● Text section
Receiving a `JSONDecodeError` when running `tevatron.driver.encode` on WQ dataset

xhluca commented 1 year ago

I have first used tevatron to train DPR from bert-based-uncased:

python -m torch.distributed.launch --nproc_per_node=1 -m tevatron.driver.train \
  --output_dir model_wq \
  --dataset_name Tevatron/wikipedia-wq \
  --model_name_or_path bert-base-uncased \
  --do_train \
  --save_steps 20000 \
  --fp16 \
  --per_device_train_batch_size 128 \
  --train_n_passages 2 \
  --learning_rate 1e-5 \
  --q_max_len 32 \
  --p_max_len 156 \
  --num_train_epochs 40 \
  --negatives_x_device \
  --overwrite_output_dir

After the model was saved to model_wq/ (see footnote), I continued to follow the instructions to encode the passages:

export ENCODE_DIR="wq_corpus_encoded"

mkdir $ENCODE_DIR
for s in $(seq -f "%02g" 0 19)
do
python -m tevatron.driver.encode \
  --output_dir=temp \
  --model_name_or_path model_wq \
  --fp16 \
  --per_device_eval_batch_size 156 \
  --dataset_name Tevatron/wikipedia-wq-corpus \
  --encoded_save_path corpus_emb.$s.pkl \
  --encode_num_shard 20 \
  --encode_shard_index $s
done

I saved that inside a bash file and ran the bash file, but I multipleJSONDecodeError along the way, which does not seem to be expected (which is why I stopped the process):

$ bash encode_wq_corpus.sh 
mkdir: cannot create directory ‘wq_corpus_encoded’: File exists
07/11/2022 19:29:13 - INFO - tevatron.modeling.encoder -   try loading tied weight
07/11/2022 19:29:13 - INFO - tevatron.modeling.encoder -   loading model weight from model_wq
Downloading and preparing dataset wikipedia-wq-corpus/default to /tmp/.cache/huggingface/datasets/Tevatron___wikipedia-wq-corpus/default/0.0.1/69d8ab11b0c3a7443dd4f41ec73edeb30ffe1f7a0b56fe2a6b316fb77c2ec033...

● Data provided
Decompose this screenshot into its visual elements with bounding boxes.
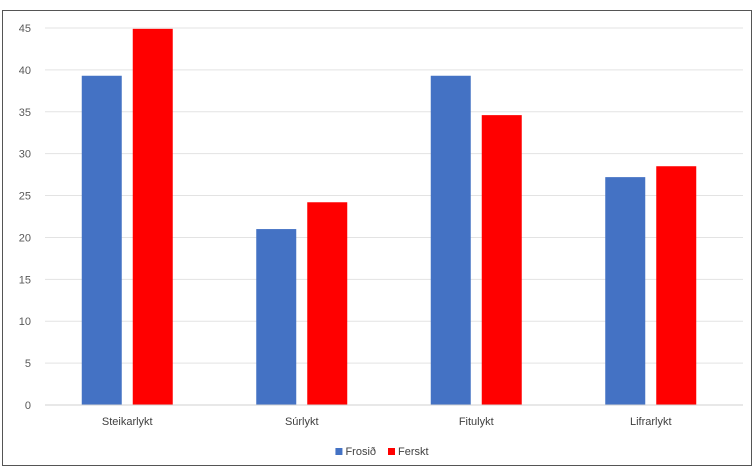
legend-label: Frosið xyxy=(345,446,376,458)
y-tick-label: 40 xyxy=(19,65,31,77)
bar-ferskt-4 xyxy=(656,166,697,405)
bar-frosið-4 xyxy=(605,177,646,405)
y-tick-label: 20 xyxy=(19,232,31,244)
bar-ferskt-3 xyxy=(481,115,522,405)
chart-frame: 0 5 10 15 20 25 30 35 40 45 Steikarlykt Súrlykt Fit… xyxy=(2,10,752,466)
y-tick-label: 25 xyxy=(19,191,31,203)
x-category-label: Fitulykt xyxy=(459,416,494,428)
bar-ferskt-1 xyxy=(132,28,173,406)
legend-swatch xyxy=(388,448,395,455)
y-tick-label: 10 xyxy=(19,316,31,328)
y-axis-ticks: 0 5 10 15 20 25 30 35 40 45 xyxy=(19,23,31,412)
y-tick-label: 35 xyxy=(19,107,31,119)
legend-label: Ferskt xyxy=(398,446,429,458)
y-tick-label: 5 xyxy=(25,358,31,370)
legend-item: Ferskt xyxy=(388,446,429,458)
x-category-label: Lifrarlykt xyxy=(630,416,672,428)
y-tick-label: 30 xyxy=(19,149,31,161)
legend-item: Frosið xyxy=(335,446,376,458)
legend: Frosið Ferskt xyxy=(335,446,429,458)
x-category-label: Steikarlykt xyxy=(102,416,153,428)
bar-ferskt-2 xyxy=(307,202,348,405)
bar-frosið-1 xyxy=(81,75,122,406)
legend-swatch xyxy=(335,448,343,455)
y-tick-label: 45 xyxy=(19,23,31,35)
bar-frosið-2 xyxy=(256,229,297,405)
x-category-label: Súrlykt xyxy=(285,416,319,428)
bars xyxy=(81,28,697,406)
x-axis-category-labels: Steikarlykt Súrlykt Fitulykt Lifrarlykt xyxy=(102,416,672,428)
bar-chart: 0 5 10 15 20 25 30 35 40 45 Steikarlykt Súrlykt Fit… xyxy=(19,23,743,458)
y-tick-label: 0 xyxy=(25,400,31,412)
bar-frosið-3 xyxy=(430,75,471,406)
y-tick-label: 15 xyxy=(19,274,31,286)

● Problems to solve
a) In the issue about the tevatron JSONDecodeError, what learning rate was used to train the DPR model?
b) Carry on the tevatron JSONDecodeError issue from the point where it stops.

● Outputs
a) 1e-5

b)
Downloading data files: 100%|██████████████████████████████████████████████████████████████████████████████████████████████████████████████████| 1/1 [00:00<00:00, 4573.94it/s]
Extracting data files: 100%|████████████████████████████████████████████████████████████████████████████████████████████████████████████████████| 1/1 [00:00<00:00, 429.92it/s]
Traceback (most recent call last):                                   
  File "/opt/conda/lib/python3.7/runpy.py", line 193, in _run_module_as_main
    "__main__", mod_spec)
  File "/opt/conda/lib/python3.7/runpy.py", line 85, in _run_code
    exec(code, run_globals)
  File "/tmp/.local/lib/python3.7/site-packages/tevatron/driver/encode.py", line 111, in <module>
    main()
  File "/tmp/.local/lib/python3.7/site-packages/tevatron/driver/encode.py", line 70, in main
    cache_dir=data_args.data_cache_dir or model_args.cache_dir)
  File "/tmp/.local/lib/python3.7/site-packages/tevatron/datasets/dataset.py", line 83, in __init__
    data_files=data_files, cache_dir=cache_dir)[data_args.dataset_split]
  File "/opt/conda/lib/python3.7/site-packages/datasets/load.py", line 1684, in load_dataset
    use_auth_token=use_auth_token,
  File "/opt/conda/lib/python3.7/site-packages/datasets/builder.py", line 705, in download_and_prepare
    dl_manager=dl_manager, verify_infos=verify_infos, **download_and_prepare_kwargs
  File "/opt/conda/lib/python3.7/site-packages/datasets/builder.py", line 1221, in _download_and_prepare
    super()._download_and_prepare(dl_manager, verify_infos, check_duplicate_keys=verify_infos)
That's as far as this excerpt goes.